##### ITEMS #####
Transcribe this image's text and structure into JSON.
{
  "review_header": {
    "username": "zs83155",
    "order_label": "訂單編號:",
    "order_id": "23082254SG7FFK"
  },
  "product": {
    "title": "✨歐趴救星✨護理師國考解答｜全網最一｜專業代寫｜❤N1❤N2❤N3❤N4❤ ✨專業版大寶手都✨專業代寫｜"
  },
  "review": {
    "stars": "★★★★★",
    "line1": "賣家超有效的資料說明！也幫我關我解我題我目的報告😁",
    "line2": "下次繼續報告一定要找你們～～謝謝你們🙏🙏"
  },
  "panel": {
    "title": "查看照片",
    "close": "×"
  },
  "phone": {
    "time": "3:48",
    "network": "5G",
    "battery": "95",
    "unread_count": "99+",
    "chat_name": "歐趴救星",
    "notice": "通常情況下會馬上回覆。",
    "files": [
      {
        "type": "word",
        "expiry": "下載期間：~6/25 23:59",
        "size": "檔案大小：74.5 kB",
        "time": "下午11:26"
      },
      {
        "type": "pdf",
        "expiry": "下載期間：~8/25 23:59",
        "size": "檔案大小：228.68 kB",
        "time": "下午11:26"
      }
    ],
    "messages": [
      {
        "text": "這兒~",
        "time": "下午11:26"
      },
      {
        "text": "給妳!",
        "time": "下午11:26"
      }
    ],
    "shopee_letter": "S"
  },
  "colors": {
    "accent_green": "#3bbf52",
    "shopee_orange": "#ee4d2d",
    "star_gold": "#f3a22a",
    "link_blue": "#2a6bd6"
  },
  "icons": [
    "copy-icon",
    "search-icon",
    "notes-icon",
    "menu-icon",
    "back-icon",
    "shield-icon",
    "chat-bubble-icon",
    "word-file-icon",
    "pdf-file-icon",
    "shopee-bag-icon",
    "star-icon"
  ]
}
#####
EXERCISE OBJECTIVE:
Please copy out each record, character for character.

SOLUTION TO THE PROBLEM:
Transcribe this image's text and structure into JSON.
{
  "review_header": {
    "username": "zs83155",
    "order_label": "訂單編號:",
    "order_id": "23082254SG7FFK"
  },
  "product": {
    "title": "✨歐趴救星✨護理師國考解答｜全網最一｜專業代寫｜❤N1❤N2❤N3❤N4❤ ✨專業版大寶手都✨專業代寫｜"
  },
  "review": {
    "stars": "★★★★★",
    "line1": "賣家超有效的資料說明！也幫我關我解我題我目的報告😁",
    "line2": "下次繼續報告一定要找你們～～謝謝你們🙏🙏"
  },
  "panel": {
    "title": "查看照片",
    "close": "×"
  },
  "phone": {
    "time": "3:48",
    "network": "5G",
    "battery": "95",
    "unread_count": "99+",
    "chat_name": "歐趴救星",
    "notice": "通常情況下會馬上回覆。",
    "files": [
      {
        "type": "word",
        "expiry": "下載期間：~6/25 23:59",
        "size": "檔案大小：74.5 kB",
        "time": "下午11:26"
      },
      {
        "type": "pdf",
        "expiry": "下載期間：~8/25 23:59",
        "size": "檔案大小：228.68 kB",
        "time": "下午11:26"
      }
    ],
    "messages": [
      {
        "text": "這兒~",
        "time": "下午11:26"
      },
      {
        "text": "給妳!",
        "time": "下午11:26"
      }
    ],
    "shopee_letter": "S"
  },
  "colors": {
    "accent_green": "#3bbf52",
    "shopee_orange": "#ee4d2d",
    "star_gold": "#f3a22a",
    "link_blue": "#2a6bd6"
  },
  "icons": [
    "copy-icon",
    "search-icon",
    "notes-icon",
    "menu-icon",
    "back-icon",
    "shield-icon",
    "chat-bubble-icon",
    "word-file-icon",
    "pdf-file-icon",
    "shopee-bag-icon",
    "star-icon"
  ]
}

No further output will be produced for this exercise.